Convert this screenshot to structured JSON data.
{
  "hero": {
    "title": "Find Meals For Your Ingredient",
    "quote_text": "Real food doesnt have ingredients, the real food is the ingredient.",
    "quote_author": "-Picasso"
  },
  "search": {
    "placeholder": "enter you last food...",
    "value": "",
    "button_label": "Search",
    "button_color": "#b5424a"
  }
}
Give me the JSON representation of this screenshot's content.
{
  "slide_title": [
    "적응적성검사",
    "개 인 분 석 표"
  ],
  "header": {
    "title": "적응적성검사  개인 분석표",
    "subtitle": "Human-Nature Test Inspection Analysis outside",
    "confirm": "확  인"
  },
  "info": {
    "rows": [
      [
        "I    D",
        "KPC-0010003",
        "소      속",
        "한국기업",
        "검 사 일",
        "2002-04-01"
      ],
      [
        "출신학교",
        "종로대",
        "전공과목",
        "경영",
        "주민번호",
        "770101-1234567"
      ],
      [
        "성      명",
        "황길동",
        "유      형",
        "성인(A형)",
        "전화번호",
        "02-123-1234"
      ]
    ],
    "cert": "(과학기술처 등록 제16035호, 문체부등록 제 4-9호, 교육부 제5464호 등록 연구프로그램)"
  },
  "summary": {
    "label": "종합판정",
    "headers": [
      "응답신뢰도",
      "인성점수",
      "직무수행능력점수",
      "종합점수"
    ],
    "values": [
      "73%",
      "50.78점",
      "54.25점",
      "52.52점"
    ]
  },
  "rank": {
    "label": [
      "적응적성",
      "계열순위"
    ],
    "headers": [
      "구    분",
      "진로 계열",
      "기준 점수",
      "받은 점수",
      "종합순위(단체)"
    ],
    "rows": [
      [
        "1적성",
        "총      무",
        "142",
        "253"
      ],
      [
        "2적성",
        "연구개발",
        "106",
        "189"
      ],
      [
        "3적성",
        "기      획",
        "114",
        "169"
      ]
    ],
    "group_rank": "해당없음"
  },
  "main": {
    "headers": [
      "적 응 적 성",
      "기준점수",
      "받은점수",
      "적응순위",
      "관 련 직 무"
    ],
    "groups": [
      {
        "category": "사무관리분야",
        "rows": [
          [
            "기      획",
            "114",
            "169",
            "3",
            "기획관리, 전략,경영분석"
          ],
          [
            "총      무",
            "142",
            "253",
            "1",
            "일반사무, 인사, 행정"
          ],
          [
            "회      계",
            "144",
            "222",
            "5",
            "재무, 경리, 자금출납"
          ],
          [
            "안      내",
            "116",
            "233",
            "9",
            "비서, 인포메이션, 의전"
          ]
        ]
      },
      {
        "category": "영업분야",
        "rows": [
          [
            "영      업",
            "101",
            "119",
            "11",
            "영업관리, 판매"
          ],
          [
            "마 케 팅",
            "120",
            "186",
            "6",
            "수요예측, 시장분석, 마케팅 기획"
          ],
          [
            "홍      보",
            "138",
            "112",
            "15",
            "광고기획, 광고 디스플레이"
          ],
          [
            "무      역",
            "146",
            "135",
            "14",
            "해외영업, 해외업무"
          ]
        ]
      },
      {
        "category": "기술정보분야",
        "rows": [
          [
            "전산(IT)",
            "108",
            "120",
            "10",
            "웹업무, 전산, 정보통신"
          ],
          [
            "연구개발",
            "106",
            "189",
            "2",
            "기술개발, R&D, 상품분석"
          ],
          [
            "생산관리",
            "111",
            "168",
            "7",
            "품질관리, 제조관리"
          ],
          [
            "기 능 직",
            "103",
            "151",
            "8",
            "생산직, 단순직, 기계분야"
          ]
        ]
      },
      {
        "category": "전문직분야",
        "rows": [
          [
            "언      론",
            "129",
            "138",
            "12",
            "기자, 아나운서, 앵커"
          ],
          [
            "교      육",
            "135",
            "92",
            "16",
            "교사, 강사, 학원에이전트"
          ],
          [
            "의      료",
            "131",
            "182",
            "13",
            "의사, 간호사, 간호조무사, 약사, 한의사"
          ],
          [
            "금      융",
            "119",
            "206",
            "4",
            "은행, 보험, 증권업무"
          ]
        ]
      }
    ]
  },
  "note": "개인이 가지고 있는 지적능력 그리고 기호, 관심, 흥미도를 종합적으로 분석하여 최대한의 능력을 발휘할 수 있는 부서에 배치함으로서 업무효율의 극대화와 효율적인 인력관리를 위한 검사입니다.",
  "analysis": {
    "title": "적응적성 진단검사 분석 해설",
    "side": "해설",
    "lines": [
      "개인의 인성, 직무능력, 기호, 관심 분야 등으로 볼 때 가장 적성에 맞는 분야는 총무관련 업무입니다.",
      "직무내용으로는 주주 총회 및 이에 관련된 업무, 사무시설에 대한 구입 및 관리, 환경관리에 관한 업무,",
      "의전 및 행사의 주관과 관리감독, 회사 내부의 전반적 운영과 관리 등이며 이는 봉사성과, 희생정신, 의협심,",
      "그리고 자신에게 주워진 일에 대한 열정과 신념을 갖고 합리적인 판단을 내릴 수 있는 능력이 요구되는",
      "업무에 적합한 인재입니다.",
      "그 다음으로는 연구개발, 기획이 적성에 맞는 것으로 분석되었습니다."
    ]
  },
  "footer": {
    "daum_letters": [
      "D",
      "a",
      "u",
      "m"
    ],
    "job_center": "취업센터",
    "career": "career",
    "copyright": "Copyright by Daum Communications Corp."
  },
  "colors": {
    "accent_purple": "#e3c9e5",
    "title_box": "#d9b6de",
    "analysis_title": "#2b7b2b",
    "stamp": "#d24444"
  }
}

REQUIRED WORK - Pick out each line that holds the string "food".

RESULT OF THIS TASK -
    "quote_text": "Real food doesnt have ingredients, the real food is the ingredient.",
    "placeholder": "enter you last food...",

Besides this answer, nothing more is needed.